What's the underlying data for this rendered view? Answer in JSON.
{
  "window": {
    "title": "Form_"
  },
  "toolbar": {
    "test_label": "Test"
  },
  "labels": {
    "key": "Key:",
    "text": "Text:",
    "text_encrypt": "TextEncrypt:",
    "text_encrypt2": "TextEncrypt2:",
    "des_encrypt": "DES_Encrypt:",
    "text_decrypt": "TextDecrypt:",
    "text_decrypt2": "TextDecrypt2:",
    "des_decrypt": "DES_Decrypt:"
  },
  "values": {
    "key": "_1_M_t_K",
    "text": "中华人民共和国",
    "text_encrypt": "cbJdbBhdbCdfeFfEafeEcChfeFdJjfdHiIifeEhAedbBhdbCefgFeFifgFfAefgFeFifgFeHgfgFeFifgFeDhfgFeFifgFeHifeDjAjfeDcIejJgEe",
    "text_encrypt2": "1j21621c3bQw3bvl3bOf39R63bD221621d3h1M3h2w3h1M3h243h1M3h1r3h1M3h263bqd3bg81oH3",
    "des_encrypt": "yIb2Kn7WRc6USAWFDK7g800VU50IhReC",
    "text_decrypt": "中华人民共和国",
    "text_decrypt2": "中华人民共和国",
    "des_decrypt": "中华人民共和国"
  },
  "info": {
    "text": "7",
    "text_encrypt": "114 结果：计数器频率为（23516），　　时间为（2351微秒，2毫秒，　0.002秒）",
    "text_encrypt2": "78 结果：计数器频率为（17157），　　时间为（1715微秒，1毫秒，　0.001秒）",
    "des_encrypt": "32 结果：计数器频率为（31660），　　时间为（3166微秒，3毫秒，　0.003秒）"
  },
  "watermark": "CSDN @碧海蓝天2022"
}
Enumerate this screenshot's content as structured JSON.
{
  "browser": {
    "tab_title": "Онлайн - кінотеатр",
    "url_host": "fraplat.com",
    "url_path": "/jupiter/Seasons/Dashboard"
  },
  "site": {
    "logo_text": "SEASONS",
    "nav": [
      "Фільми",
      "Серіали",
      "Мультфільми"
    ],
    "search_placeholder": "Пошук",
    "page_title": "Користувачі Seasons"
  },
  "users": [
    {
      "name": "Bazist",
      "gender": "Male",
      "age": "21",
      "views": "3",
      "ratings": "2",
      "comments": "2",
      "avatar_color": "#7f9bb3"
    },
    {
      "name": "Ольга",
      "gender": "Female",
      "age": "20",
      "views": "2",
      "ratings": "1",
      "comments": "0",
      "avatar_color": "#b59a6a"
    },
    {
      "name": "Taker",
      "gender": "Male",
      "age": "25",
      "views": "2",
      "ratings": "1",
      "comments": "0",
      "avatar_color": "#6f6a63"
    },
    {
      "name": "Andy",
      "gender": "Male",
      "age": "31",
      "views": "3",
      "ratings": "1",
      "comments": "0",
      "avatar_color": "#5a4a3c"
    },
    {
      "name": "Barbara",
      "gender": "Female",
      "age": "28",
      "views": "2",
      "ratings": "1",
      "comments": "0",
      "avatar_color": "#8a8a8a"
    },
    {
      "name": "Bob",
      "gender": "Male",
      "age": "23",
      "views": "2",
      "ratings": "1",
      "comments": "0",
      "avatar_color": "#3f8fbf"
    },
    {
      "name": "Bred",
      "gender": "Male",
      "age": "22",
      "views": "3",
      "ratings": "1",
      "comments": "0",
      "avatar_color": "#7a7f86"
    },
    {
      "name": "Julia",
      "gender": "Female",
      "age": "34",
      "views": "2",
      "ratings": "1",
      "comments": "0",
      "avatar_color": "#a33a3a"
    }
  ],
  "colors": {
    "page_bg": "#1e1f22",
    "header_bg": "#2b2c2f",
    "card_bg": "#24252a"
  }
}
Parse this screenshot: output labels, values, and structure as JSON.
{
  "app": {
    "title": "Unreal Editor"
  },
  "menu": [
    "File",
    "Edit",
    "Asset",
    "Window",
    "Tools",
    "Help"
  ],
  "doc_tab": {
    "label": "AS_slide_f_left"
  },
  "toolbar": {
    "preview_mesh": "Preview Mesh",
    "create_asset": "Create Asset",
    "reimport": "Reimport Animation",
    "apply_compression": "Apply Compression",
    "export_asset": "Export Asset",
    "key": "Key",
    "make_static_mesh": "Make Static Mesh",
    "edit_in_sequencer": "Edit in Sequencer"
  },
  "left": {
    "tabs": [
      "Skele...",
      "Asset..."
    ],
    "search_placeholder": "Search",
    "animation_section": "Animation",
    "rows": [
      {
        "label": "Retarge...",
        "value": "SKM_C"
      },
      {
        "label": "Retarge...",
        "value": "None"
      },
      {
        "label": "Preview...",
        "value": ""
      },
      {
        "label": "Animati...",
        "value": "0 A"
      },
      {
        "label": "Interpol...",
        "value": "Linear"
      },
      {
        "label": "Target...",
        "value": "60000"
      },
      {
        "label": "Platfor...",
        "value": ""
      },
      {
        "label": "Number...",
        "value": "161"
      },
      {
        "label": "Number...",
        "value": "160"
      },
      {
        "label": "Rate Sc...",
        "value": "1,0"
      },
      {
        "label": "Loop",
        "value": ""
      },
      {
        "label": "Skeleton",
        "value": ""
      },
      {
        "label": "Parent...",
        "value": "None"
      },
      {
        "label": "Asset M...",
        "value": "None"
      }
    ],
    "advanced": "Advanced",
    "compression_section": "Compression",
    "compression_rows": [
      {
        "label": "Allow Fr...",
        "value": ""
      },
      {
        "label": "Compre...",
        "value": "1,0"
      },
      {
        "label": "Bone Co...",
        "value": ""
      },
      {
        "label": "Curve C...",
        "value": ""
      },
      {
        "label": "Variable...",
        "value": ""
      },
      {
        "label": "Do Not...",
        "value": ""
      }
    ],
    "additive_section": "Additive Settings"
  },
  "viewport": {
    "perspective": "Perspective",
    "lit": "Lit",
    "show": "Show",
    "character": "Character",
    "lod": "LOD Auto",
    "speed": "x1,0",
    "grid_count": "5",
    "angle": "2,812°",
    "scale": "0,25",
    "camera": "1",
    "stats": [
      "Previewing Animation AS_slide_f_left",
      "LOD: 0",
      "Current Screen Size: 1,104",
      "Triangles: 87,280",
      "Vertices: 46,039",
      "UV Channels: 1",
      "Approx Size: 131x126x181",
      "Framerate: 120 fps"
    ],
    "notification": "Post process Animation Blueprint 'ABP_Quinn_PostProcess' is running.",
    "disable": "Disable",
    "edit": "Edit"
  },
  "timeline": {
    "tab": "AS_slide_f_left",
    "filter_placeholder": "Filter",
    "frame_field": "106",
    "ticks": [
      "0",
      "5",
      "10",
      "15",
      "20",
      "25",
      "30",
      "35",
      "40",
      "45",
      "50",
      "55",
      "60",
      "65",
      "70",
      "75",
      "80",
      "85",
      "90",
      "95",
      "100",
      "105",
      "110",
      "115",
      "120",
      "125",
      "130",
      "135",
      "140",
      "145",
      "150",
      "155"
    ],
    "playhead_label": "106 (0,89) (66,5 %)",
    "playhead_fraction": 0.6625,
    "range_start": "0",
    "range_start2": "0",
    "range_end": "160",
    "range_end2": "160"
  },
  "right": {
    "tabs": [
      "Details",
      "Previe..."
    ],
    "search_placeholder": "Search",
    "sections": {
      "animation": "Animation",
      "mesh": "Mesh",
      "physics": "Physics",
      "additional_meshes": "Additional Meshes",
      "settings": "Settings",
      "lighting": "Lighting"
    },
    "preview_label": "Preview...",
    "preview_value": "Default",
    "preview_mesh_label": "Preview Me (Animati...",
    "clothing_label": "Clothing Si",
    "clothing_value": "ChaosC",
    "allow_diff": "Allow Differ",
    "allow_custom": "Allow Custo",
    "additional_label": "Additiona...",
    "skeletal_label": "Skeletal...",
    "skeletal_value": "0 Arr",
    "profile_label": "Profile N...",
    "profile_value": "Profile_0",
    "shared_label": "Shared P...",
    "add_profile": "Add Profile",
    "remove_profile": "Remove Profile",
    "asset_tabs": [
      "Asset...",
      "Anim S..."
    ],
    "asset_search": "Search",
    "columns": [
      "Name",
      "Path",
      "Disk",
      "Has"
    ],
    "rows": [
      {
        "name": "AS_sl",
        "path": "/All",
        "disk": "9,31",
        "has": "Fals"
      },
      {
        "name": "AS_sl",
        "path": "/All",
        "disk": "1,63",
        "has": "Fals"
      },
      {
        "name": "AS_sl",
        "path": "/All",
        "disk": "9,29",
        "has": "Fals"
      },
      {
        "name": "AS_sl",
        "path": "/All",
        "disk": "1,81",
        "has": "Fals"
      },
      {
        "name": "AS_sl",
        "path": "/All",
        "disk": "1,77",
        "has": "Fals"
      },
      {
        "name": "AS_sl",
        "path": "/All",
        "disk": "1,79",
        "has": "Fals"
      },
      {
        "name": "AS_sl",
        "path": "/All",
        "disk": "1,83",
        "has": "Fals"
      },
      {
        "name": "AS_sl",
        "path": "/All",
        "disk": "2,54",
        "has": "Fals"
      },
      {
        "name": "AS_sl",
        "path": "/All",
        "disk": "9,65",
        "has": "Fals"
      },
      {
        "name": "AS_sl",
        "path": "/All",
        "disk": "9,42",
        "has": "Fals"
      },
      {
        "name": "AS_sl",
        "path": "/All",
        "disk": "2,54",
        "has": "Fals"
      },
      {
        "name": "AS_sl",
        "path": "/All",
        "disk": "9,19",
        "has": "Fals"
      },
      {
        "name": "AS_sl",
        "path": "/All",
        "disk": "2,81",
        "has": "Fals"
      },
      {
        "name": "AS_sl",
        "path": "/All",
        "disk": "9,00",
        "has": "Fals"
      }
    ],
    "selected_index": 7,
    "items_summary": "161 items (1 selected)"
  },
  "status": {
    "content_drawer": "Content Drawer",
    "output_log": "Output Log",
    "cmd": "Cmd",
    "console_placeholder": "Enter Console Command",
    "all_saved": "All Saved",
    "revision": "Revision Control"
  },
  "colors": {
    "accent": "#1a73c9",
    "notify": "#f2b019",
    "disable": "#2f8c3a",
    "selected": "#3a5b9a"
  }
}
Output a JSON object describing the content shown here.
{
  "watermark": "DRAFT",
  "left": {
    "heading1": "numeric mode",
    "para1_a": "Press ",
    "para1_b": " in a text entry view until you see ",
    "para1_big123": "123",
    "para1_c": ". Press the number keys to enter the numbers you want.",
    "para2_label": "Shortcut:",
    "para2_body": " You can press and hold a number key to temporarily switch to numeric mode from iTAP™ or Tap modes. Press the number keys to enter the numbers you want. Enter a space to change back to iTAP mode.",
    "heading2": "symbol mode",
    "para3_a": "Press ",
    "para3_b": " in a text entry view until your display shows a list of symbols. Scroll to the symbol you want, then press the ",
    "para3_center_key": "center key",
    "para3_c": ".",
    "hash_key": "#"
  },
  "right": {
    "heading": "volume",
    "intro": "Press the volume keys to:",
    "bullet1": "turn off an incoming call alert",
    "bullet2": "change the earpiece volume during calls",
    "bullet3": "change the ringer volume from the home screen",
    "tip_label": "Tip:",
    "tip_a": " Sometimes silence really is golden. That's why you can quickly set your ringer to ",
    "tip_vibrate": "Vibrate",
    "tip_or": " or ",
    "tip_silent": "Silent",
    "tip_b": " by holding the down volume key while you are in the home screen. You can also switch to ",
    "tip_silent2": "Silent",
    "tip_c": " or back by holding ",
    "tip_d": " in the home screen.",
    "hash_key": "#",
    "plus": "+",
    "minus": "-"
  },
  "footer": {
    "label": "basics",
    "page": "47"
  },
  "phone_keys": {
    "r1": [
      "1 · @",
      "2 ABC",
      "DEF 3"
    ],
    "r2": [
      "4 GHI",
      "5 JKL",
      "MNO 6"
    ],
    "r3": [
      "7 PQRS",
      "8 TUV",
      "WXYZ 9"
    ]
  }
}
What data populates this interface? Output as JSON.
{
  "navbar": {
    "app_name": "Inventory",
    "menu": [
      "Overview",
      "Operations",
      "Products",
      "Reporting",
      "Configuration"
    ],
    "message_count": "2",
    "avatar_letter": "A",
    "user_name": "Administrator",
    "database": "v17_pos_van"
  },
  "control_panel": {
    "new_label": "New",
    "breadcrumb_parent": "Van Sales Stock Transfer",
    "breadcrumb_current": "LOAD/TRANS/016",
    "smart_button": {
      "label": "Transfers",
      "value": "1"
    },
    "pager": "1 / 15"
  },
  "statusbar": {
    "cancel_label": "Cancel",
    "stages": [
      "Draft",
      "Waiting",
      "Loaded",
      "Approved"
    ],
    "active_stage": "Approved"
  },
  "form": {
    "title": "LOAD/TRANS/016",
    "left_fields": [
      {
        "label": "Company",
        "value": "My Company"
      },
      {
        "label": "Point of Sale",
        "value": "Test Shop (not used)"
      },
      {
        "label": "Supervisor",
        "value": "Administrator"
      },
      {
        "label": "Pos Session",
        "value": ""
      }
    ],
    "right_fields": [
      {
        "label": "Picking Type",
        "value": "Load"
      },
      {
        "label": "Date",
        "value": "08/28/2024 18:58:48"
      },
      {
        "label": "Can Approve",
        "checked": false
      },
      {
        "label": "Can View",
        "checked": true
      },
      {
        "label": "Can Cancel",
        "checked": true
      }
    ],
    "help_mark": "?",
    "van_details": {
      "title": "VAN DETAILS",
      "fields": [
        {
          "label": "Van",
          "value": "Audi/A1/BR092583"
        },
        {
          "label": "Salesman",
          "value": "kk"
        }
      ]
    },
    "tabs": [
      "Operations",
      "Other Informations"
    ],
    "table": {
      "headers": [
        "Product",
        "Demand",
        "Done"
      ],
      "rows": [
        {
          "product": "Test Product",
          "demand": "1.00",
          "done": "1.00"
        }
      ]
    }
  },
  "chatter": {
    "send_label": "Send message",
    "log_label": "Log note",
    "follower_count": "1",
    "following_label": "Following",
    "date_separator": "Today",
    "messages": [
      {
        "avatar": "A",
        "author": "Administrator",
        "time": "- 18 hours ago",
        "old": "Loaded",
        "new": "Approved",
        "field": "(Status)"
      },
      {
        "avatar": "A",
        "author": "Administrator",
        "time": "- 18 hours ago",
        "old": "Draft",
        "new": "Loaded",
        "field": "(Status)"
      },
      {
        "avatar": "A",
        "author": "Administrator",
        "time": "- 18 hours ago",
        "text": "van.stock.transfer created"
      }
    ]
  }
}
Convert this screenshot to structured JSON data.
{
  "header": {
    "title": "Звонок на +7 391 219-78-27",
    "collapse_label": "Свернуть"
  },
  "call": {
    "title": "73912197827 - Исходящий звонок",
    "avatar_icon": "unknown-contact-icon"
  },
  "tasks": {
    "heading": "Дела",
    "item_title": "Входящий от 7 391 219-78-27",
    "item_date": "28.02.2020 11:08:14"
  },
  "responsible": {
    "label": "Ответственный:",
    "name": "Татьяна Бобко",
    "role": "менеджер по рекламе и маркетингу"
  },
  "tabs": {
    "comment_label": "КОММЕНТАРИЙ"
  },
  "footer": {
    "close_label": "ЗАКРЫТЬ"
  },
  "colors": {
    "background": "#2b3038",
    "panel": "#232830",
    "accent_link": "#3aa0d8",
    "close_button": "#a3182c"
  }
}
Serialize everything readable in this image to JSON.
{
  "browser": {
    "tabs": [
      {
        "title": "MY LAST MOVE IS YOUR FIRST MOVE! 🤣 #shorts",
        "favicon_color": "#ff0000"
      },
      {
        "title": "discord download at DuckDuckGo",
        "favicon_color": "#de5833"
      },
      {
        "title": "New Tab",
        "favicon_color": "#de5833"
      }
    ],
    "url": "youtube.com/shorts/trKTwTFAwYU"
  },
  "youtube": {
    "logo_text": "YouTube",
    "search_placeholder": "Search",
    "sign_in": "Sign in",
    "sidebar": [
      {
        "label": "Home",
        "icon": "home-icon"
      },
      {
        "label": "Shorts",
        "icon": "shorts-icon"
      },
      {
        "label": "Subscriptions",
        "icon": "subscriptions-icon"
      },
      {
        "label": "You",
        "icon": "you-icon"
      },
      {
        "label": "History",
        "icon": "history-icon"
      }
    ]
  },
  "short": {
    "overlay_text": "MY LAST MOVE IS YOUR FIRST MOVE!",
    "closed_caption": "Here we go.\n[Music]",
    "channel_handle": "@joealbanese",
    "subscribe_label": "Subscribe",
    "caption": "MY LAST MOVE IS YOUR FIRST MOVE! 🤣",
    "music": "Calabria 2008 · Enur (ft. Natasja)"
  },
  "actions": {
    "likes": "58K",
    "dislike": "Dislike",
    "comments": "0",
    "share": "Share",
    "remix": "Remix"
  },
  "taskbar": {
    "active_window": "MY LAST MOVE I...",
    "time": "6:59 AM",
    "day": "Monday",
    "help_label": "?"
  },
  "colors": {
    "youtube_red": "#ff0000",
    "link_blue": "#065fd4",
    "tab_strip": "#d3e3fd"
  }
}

——

Work required
Pull every line containing "FIRST" out of the records.

Response to this task
        "title": "MY LAST MOVE IS YOUR FIRST MOVE! 🤣 #shorts",
    "overlay_text": "MY LAST MOVE IS YOUR FIRST MOVE!",
    "caption": "MY LAST MOVE IS YOUR FIRST MOVE! 🤣",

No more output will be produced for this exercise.